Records
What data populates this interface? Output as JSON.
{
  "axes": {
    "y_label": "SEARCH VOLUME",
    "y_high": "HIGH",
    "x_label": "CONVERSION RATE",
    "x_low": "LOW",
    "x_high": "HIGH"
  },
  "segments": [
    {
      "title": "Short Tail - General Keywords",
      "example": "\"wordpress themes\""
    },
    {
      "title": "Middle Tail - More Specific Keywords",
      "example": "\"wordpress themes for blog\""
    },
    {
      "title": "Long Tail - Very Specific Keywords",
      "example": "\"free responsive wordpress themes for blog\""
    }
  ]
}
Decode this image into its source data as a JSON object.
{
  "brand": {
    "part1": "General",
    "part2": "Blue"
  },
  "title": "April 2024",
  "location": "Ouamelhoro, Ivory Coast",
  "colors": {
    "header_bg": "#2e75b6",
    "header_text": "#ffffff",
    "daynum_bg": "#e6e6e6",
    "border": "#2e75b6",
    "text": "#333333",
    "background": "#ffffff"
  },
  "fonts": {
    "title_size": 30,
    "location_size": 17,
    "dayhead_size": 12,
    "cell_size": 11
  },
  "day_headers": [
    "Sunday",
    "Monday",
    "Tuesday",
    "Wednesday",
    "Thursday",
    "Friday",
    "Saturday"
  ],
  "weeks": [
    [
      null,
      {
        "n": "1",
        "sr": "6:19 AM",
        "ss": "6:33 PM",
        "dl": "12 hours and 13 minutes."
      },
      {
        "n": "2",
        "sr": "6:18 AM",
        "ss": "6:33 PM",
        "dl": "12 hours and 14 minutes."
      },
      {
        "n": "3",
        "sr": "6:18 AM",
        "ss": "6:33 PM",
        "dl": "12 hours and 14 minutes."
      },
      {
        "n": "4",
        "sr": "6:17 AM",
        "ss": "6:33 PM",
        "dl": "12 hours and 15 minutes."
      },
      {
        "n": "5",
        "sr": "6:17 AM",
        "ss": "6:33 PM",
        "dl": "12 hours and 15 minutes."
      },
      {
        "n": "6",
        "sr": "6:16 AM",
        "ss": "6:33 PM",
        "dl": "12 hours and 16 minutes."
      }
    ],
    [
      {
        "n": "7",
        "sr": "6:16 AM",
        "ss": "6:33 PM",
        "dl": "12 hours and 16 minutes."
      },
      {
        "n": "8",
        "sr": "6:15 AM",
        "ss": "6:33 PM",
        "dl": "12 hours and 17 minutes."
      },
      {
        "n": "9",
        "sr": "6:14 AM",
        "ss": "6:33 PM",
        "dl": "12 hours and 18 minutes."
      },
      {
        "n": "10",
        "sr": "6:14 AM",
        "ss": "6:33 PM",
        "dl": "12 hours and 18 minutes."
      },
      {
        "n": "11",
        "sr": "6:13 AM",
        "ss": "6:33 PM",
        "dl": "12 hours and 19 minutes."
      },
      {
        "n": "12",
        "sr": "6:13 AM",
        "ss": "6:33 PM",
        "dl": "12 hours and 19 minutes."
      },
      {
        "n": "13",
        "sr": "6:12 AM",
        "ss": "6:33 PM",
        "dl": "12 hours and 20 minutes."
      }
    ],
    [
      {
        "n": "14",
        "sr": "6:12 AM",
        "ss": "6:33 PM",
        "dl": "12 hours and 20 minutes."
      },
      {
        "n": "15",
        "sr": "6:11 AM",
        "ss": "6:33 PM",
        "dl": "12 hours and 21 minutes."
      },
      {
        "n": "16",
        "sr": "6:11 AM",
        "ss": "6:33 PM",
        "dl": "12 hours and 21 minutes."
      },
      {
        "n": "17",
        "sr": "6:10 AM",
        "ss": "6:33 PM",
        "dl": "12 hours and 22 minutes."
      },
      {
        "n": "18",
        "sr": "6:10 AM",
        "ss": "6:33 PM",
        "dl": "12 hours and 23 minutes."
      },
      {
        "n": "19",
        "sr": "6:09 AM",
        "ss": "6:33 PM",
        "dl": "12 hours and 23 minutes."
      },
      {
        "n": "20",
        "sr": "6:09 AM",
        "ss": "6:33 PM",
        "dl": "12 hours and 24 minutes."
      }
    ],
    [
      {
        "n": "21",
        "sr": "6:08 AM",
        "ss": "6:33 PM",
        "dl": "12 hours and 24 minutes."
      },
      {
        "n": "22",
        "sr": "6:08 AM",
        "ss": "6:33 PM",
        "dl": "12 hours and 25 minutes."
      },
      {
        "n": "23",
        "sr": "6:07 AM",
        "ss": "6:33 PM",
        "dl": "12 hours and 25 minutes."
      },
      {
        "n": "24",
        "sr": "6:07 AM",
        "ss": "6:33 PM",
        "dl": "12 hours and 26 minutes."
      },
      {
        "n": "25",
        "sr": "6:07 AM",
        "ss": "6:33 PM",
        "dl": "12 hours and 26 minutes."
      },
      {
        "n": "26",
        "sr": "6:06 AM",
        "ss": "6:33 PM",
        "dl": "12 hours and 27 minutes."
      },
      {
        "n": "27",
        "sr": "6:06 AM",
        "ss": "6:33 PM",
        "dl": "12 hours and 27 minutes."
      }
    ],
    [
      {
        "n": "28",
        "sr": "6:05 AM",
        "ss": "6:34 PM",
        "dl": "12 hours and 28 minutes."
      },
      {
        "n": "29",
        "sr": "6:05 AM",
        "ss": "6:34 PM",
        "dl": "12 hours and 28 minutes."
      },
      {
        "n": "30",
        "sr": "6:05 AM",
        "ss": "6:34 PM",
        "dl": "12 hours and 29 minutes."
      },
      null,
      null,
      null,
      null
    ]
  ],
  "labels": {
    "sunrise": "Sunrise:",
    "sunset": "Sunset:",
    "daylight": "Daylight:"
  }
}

**The problem**
Take every line from the data above that holds "this" and copy it out.

**Response to the task**
What data populates this interface? Output as JSON.
Decode this image into its source data as a JSON object.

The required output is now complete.